Which lines of the records contain "JSON"? Collect every one of them.

## start Material provided

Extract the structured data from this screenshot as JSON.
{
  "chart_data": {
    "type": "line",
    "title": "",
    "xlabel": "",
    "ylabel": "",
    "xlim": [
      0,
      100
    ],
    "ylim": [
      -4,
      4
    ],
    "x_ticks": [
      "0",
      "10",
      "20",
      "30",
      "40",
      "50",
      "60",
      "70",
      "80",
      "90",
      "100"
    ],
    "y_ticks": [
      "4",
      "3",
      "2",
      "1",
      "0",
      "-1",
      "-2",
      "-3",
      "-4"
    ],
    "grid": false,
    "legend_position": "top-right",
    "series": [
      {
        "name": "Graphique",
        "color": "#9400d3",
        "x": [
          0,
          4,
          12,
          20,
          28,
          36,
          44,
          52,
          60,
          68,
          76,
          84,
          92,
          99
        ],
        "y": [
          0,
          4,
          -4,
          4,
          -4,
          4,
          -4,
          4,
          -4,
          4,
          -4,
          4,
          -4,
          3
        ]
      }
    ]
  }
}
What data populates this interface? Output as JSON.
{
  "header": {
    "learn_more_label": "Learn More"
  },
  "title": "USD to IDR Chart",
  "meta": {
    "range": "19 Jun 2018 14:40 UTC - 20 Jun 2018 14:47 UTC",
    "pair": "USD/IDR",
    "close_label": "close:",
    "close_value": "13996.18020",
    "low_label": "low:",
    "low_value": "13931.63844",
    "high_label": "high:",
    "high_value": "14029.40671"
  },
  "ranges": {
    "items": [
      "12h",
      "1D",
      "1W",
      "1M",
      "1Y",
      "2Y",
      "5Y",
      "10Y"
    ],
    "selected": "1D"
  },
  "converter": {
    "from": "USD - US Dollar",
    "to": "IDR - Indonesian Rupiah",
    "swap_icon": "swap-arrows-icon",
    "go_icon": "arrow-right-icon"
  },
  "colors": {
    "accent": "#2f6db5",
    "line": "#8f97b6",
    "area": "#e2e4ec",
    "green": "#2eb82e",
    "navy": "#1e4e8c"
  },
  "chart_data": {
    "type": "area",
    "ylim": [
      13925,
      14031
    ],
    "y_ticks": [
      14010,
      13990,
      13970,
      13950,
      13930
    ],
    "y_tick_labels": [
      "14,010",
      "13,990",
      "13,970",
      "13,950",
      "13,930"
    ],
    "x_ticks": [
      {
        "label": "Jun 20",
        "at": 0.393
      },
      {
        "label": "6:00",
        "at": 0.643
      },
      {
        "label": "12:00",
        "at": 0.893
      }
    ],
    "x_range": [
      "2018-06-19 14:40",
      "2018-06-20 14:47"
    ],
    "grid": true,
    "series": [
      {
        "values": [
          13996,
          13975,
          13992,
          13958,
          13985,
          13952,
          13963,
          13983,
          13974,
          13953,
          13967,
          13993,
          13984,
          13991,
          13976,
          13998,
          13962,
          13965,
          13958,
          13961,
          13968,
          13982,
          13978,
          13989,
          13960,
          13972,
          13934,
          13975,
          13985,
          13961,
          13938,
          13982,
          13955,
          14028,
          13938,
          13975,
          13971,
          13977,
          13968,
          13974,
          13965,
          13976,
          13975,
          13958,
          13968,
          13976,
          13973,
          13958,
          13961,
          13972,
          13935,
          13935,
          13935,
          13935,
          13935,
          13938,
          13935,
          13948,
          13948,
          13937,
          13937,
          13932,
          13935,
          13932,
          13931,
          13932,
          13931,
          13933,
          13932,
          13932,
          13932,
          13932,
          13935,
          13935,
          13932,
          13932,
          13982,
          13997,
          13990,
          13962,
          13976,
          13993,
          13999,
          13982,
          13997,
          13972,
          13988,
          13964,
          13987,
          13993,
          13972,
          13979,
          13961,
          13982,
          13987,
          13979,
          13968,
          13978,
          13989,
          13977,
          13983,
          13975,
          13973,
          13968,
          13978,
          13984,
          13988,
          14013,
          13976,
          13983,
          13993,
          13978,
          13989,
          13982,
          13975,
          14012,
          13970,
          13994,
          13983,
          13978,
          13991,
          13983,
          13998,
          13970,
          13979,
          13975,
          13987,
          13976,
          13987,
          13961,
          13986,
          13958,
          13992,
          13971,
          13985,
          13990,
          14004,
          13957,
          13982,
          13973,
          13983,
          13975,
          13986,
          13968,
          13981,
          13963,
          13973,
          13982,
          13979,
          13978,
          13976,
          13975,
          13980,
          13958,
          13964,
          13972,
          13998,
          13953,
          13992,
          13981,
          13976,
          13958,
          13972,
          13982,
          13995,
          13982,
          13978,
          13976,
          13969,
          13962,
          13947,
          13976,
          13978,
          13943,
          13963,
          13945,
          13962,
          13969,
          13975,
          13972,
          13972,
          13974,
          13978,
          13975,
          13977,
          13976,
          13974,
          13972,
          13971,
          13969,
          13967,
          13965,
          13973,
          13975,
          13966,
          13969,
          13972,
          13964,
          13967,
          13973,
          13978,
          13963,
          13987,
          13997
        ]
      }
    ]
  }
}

## end Material provided

◆ **Exercise response**:
Extract the structured data from this screenshot as JSON.
What data populates this interface? Output as JSON.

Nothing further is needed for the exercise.